— BEGIN INPUT DATA —
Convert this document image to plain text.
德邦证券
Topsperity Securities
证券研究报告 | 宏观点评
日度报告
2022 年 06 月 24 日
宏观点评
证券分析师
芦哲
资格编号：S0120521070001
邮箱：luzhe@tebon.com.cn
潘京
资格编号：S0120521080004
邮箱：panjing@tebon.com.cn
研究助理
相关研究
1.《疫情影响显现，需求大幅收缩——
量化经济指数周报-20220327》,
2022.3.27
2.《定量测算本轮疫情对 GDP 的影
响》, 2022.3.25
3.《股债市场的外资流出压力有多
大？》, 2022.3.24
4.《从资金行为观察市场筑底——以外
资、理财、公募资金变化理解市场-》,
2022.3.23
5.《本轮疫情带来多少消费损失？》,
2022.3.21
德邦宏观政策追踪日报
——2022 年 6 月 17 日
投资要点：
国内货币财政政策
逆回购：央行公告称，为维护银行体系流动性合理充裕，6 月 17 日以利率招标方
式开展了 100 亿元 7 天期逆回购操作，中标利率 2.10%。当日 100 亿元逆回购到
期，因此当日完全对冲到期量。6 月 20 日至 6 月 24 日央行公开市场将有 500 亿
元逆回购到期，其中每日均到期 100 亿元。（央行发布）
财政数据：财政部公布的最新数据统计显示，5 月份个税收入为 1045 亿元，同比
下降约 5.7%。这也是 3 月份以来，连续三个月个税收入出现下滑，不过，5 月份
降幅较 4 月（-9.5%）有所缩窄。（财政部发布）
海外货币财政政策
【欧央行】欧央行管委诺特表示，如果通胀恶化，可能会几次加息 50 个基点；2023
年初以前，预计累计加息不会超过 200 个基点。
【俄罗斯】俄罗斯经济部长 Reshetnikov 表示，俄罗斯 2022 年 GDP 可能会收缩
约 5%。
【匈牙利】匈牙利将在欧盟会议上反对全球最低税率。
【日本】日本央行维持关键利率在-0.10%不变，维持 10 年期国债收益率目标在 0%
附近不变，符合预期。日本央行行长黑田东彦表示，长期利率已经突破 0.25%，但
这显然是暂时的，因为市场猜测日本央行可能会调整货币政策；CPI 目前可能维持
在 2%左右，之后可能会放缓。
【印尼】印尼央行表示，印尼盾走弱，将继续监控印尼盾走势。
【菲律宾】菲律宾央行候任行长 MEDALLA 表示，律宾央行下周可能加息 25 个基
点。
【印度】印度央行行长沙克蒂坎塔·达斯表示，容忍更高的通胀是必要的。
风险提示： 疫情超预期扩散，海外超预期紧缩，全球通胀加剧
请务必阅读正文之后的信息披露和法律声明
— END INPUT DATA —
— BEGIN INPUT DATA —
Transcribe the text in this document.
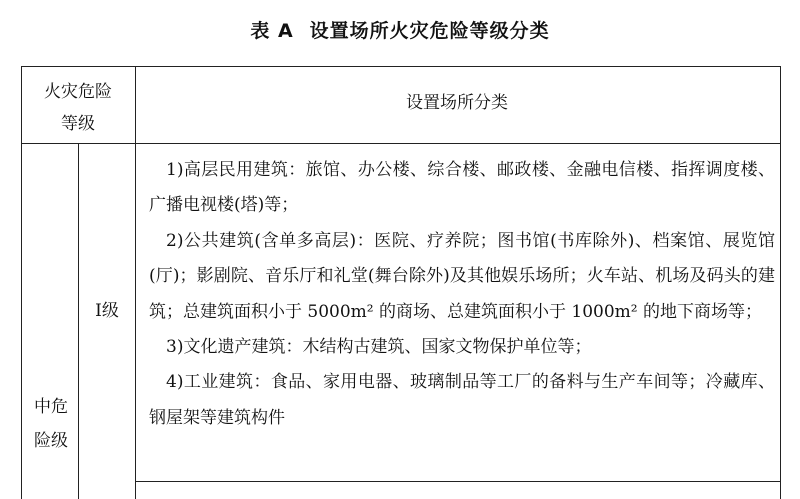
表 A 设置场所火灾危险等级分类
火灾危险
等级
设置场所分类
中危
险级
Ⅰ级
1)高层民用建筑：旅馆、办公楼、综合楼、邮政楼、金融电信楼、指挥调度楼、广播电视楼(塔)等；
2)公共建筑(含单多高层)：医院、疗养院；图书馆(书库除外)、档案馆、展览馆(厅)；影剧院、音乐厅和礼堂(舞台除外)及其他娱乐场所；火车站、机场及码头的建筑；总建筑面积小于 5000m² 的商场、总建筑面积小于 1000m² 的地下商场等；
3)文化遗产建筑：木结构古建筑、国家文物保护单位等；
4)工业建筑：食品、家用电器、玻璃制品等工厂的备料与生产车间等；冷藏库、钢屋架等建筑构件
— END INPUT DATA —
— BEGIN INPUT DATA —
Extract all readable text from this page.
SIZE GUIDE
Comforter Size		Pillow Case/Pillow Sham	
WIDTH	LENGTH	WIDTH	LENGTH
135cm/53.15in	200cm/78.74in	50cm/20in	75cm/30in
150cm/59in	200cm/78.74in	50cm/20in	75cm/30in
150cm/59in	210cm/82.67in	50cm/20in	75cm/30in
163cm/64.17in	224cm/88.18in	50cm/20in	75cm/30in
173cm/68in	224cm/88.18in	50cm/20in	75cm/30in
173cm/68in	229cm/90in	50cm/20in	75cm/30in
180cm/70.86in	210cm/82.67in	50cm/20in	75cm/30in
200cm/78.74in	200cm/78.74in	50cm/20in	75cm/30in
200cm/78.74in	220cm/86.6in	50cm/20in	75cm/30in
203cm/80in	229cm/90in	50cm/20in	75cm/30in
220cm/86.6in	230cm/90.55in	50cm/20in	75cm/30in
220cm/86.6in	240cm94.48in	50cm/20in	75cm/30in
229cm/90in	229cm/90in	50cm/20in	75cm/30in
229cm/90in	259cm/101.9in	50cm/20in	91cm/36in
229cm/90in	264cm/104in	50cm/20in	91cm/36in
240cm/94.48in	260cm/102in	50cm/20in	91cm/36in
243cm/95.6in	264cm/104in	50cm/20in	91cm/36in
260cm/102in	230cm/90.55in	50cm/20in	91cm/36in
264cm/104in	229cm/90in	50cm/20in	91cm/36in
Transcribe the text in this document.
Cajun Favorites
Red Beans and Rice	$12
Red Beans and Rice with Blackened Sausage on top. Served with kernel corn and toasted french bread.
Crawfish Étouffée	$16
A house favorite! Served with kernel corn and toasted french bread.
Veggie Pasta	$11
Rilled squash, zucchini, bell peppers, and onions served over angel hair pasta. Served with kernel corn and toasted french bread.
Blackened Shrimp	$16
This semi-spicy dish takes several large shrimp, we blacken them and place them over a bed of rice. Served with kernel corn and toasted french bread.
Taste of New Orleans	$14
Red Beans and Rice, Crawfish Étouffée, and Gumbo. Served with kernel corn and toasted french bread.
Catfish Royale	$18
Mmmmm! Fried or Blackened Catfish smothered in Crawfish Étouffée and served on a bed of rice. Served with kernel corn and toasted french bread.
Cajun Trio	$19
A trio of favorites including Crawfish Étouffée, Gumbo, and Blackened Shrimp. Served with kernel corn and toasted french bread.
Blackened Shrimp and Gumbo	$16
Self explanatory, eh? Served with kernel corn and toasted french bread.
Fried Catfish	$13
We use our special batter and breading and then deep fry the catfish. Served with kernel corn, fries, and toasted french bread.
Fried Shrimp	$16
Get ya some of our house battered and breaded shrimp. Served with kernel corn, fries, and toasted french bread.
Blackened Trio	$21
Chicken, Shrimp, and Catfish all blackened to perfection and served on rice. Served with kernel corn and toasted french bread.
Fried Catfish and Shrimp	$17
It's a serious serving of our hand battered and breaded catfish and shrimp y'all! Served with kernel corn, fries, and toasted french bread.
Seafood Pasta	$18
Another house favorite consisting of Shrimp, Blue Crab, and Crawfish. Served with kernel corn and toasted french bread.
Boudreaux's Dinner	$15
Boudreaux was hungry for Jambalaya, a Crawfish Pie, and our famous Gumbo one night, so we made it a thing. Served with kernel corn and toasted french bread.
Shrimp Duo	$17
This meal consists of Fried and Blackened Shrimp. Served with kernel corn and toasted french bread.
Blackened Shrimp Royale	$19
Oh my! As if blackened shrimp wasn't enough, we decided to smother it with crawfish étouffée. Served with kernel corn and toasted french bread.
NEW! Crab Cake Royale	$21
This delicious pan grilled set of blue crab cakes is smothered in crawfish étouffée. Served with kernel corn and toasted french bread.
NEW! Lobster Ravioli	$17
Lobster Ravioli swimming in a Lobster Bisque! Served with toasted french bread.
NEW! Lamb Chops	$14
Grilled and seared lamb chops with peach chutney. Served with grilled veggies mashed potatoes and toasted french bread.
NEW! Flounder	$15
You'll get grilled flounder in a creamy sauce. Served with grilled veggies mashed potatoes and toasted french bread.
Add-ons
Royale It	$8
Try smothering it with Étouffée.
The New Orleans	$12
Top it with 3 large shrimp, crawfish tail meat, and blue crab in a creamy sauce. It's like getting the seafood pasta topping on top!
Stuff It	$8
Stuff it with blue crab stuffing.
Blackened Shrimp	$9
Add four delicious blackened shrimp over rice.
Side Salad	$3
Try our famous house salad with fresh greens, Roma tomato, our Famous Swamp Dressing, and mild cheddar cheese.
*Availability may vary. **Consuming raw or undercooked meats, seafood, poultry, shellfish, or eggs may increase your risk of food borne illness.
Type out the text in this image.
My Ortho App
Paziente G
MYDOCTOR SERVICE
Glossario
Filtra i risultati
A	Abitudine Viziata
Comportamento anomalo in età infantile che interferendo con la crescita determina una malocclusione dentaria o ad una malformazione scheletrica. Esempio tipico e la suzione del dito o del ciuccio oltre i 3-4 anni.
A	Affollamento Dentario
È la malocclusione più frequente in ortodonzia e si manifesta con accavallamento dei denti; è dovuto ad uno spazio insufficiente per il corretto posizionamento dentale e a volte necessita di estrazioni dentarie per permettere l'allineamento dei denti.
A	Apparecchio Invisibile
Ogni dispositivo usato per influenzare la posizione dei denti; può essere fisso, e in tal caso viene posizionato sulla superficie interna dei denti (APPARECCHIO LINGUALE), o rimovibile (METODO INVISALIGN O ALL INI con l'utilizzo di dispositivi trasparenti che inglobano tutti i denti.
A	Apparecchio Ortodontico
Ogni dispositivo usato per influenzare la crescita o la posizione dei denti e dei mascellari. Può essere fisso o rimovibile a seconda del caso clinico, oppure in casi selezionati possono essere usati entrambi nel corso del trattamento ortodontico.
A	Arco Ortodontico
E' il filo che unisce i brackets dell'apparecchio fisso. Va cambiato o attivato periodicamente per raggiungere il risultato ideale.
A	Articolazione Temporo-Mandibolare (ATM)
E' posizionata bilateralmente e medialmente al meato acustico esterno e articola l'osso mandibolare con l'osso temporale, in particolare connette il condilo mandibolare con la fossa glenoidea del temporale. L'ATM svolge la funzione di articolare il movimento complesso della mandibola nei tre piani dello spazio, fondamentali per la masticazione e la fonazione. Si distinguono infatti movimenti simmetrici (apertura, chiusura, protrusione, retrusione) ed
— END INPUT DATA —
§ **GOAL**: Copy every line of the material in which the word "battered" occurs.

§ **EXERCISE OUTPUT**:
Get ya some of our house battered and breaded shrimp. Served with kernel corn, fries, and toasted french bread.
It's a serious serving of our hand battered and breaded catfish and shrimp y'all! Served with kernel corn, fries, and toasted french bread.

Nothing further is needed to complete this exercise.